§ **Directions for this task**: Reproduce the entire listing word for word.

§ **Given entries**:

--

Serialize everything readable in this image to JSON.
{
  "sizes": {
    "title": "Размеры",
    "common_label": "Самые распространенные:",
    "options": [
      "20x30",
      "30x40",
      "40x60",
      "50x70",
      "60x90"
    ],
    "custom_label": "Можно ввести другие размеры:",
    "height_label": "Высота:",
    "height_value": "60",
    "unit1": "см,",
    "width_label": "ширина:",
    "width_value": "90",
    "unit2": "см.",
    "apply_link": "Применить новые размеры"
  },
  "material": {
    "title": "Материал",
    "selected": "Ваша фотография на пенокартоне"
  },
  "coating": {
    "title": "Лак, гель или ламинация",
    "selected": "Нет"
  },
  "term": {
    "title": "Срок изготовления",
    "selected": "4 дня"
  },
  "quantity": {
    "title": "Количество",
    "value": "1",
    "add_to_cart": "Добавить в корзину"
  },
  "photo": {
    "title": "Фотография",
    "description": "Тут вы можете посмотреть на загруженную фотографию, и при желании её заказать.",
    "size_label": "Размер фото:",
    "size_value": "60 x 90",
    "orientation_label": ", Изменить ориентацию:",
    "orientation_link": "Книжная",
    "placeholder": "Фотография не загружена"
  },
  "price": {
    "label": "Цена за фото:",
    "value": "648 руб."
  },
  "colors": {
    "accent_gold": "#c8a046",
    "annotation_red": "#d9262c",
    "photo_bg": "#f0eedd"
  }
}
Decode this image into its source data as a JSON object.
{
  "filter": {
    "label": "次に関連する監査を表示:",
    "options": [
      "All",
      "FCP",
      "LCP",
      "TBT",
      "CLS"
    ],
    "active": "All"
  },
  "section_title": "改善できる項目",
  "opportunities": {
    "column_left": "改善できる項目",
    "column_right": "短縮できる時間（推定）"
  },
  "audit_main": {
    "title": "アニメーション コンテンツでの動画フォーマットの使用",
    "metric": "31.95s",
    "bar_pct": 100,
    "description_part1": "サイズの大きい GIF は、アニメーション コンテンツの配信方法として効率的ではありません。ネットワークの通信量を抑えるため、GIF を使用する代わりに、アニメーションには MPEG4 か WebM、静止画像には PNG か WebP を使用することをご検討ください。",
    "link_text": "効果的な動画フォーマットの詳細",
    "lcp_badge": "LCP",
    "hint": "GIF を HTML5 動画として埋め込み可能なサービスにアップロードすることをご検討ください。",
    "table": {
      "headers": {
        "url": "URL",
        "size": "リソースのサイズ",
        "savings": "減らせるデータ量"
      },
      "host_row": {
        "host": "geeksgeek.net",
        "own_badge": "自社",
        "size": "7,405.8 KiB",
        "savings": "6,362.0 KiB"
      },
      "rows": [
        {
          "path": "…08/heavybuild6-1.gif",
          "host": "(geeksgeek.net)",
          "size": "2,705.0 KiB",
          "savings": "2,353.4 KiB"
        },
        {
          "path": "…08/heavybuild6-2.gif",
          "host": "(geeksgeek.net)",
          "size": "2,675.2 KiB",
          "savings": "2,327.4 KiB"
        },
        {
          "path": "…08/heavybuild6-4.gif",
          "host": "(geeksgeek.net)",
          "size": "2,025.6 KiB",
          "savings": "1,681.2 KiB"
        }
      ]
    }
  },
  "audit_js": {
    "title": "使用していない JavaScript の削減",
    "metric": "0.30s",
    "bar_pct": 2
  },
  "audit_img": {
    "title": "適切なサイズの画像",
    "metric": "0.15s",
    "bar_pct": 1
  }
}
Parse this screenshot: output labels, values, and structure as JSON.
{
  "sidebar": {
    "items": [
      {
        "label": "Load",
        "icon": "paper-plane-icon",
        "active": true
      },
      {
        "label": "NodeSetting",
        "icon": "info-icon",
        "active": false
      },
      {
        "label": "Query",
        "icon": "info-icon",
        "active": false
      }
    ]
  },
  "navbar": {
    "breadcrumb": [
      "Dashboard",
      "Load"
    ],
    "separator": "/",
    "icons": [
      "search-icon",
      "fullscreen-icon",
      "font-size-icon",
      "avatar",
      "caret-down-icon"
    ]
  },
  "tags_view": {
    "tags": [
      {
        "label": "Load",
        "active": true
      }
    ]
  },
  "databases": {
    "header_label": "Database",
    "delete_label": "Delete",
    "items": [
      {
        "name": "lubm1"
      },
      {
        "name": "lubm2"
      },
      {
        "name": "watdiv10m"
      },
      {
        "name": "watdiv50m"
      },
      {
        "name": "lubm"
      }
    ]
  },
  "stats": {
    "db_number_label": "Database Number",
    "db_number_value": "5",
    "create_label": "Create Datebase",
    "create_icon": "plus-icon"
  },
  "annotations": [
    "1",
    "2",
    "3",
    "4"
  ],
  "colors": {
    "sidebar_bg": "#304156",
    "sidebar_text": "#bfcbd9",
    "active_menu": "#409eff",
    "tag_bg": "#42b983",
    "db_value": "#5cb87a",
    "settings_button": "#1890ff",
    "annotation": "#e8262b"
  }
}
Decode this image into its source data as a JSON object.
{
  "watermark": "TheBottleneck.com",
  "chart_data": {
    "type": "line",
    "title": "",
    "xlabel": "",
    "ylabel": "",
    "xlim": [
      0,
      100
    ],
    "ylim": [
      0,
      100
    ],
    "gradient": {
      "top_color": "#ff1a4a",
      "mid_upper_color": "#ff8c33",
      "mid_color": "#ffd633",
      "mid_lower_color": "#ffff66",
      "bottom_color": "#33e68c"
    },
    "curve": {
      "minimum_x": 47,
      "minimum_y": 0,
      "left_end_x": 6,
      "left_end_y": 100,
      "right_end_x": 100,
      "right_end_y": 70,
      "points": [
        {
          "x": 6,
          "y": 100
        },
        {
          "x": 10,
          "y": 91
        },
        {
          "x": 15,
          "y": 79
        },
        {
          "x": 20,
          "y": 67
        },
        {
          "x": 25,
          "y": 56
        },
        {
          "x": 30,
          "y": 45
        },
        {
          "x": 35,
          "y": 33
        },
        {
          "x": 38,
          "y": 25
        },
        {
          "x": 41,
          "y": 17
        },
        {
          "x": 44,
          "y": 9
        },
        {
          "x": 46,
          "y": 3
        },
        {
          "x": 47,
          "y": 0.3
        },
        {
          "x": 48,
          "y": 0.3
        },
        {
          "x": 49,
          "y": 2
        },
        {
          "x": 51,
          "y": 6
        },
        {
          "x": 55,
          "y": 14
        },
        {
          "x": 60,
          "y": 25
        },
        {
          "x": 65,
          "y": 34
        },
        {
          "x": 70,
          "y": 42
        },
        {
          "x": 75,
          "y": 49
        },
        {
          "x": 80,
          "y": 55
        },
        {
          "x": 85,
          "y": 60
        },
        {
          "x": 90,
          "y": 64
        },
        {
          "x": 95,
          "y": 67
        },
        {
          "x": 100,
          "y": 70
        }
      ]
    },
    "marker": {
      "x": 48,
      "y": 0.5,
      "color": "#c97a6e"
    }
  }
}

--

§ **Worked answer**:
Serialize everything readable in this image to JSON.
{
  "sizes": {
    "title": "Размеры",
    "common_label": "Самые распространенные:",
    "options": [
      "20x30",
      "30x40",
      "40x60",
      "50x70",
      "60x90"
    ],
    "custom_label": "Можно ввести другие размеры:",
    "height_label": "Высота:",
    "height_value": "60",
    "unit1": "см,",
    "width_label": "ширина:",
    "width_value": "90",
    "unit2": "см.",
    "apply_link": "Применить новые размеры"
  },
  "material": {
    "title": "Материал",
    "selected": "Ваша фотография на пенокартоне"
  },
  "coating": {
    "title": "Лак, гель или ламинация",
    "selected": "Нет"
  },
  "term": {
    "title": "Срок изготовления",
    "selected": "4 дня"
  },
  "quantity": {
    "title": "Количество",
    "value": "1",
    "add_to_cart": "Добавить в корзину"
  },
  "photo": {
    "title": "Фотография",
    "description": "Тут вы можете посмотреть на загруженную фотографию, и при желании её заказать.",
    "size_label": "Размер фото:",
    "size_value": "60 x 90",
    "orientation_label": ", Изменить ориентацию:",
    "orientation_link": "Книжная",
    "placeholder": "Фотография не загружена"
  },
  "price": {
    "label": "Цена за фото:",
    "value": "648 руб."
  },
  "colors": {
    "accent_gold": "#c8a046",
    "annotation_red": "#d9262c",
    "photo_bg": "#f0eedd"
  }
}
Decode this image into its source data as a JSON object.
{
  "filter": {
    "label": "次に関連する監査を表示:",
    "options": [
      "All",
      "FCP",
      "LCP",
      "TBT",
      "CLS"
    ],
    "active": "All"
  },
  "section_title": "改善できる項目",
  "opportunities": {
    "column_left": "改善できる項目",
    "column_right": "短縮できる時間（推定）"
  },
  "audit_main": {
    "title": "アニメーション コンテンツでの動画フォーマットの使用",
    "metric": "31.95s",
    "bar_pct": 100,
    "description_part1": "サイズの大きい GIF は、アニメーション コンテンツの配信方法として効率的ではありません。ネットワークの通信量を抑えるため、GIF を使用する代わりに、アニメーションには MPEG4 か WebM、静止画像には PNG か WebP を使用することをご検討ください。",
    "link_text": "効果的な動画フォーマットの詳細",
    "lcp_badge": "LCP",
    "hint": "GIF を HTML5 動画として埋め込み可能なサービスにアップロードすることをご検討ください。",
    "table": {
      "headers": {
        "url": "URL",
        "size": "リソースのサイズ",
        "savings": "減らせるデータ量"
      },
      "host_row": {
        "host": "geeksgeek.net",
        "own_badge": "自社",
        "size": "7,405.8 KiB",
        "savings": "6,362.0 KiB"
      },
      "rows": [
        {
          "path": "…08/heavybuild6-1.gif",
          "host": "(geeksgeek.net)",
          "size": "2,705.0 KiB",
          "savings": "2,353.4 KiB"
        },
        {
          "path": "…08/heavybuild6-2.gif",
          "host": "(geeksgeek.net)",
          "size": "2,675.2 KiB",
          "savings": "2,327.4 KiB"
        },
        {
          "path": "…08/heavybuild6-4.gif",
          "host": "(geeksgeek.net)",
          "size": "2,025.6 KiB",
          "savings": "1,681.2 KiB"
        }
      ]
    }
  },
  "audit_js": {
    "title": "使用していない JavaScript の削減",
    "metric": "0.30s",
    "bar_pct": 2
  },
  "audit_img": {
    "title": "適切なサイズの画像",
    "metric": "0.15s",
    "bar_pct": 1
  }
}
Parse this screenshot: output labels, values, and structure as JSON.
{
  "sidebar": {
    "items": [
      {
        "label": "Load",
        "icon": "paper-plane-icon",
        "active": true
      },
      {
        "label": "NodeSetting",
        "icon": "info-icon",
        "active": false
      },
      {
        "label": "Query",
        "icon": "info-icon",
        "active": false
      }
    ]
  },
  "navbar": {
    "breadcrumb": [
      "Dashboard",
      "Load"
    ],
    "separator": "/",
    "icons": [
      "search-icon",
      "fullscreen-icon",
      "font-size-icon",
      "avatar",
      "caret-down-icon"
    ]
  },
  "tags_view": {
    "tags": [
      {
        "label": "Load",
        "active": true
      }
    ]
  },
  "databases": {
    "header_label": "Database",
    "delete_label": "Delete",
    "items": [
      {
        "name": "lubm1"
      },
      {
        "name": "lubm2"
      },
      {
        "name": "watdiv10m"
      },
      {
        "name": "watdiv50m"
      },
      {
        "name": "lubm"
      }
    ]
  },
  "stats": {
    "db_number_label": "Database Number",
    "db_number_value": "5",
    "create_label": "Create Datebase",
    "create_icon": "plus-icon"
  },
  "annotations": [
    "1",
    "2",
    "3",
    "4"
  ],
  "colors": {
    "sidebar_bg": "#304156",
    "sidebar_text": "#bfcbd9",
    "active_menu": "#409eff",
    "tag_bg": "#42b983",
    "db_value": "#5cb87a",
    "settings_button": "#1890ff",
    "annotation": "#e8262b"
  }
}
Decode this image into its source data as a JSON object.
{
  "watermark": "TheBottleneck.com",
  "chart_data": {
    "type": "line",
    "title": "",
    "xlabel": "",
    "ylabel": "",
    "xlim": [
      0,
      100
    ],
    "ylim": [
      0,
      100
    ],
    "gradient": {
      "top_color": "#ff1a4a",
      "mid_upper_color": "#ff8c33",
      "mid_color": "#ffd633",
      "mid_lower_color": "#ffff66",
      "bottom_color": "#33e68c"
    },
    "curve": {
      "minimum_x": 47,
      "minimum_y": 0,
      "left_end_x": 6,
      "left_end_y": 100,
      "right_end_x": 100,
      "right_end_y": 70,
      "points": [
        {
          "x": 6,
          "y": 100
        },
        {
          "x": 10,
          "y": 91
        },
        {
          "x": 15,
          "y": 79
        },
        {
          "x": 20,
          "y": 67
        },
        {
          "x": 25,
          "y": 56
        },
        {
          "x": 30,
          "y": 45
        },
        {
          "x": 35,
          "y": 33
        },
        {
          "x": 38,
          "y": 25
        },
        {
          "x": 41,
          "y": 17
        },
        {
          "x": 44,
          "y": 9
        },
        {
          "x": 46,
          "y": 3
        },
        {
          "x": 47,
          "y": 0.3
        },
        {
          "x": 48,
          "y": 0.3
        },
        {
          "x": 49,
          "y": 2
        },
        {
          "x": 51,
          "y": 6
        },
        {
          "x": 55,
          "y": 14
        },
        {
          "x": 60,
          "y": 25
        },
        {
          "x": 65,
          "y": 34
        },
        {
          "x": 70,
          "y": 42
        },
        {
          "x": 75,
          "y": 49
        },
        {
          "x": 80,
          "y": 55
        },
        {
          "x": 85,
          "y": 60
        },
        {
          "x": 90,
          "y": 64
        },
        {
          "x": 95,
          "y": 67
        },
        {
          "x": 100,
          "y": 70
        }
      ]
    },
    "marker": {
      "x": 48,
      "y": 0.5,
      "color": "#c97a6e"
    }
  }
}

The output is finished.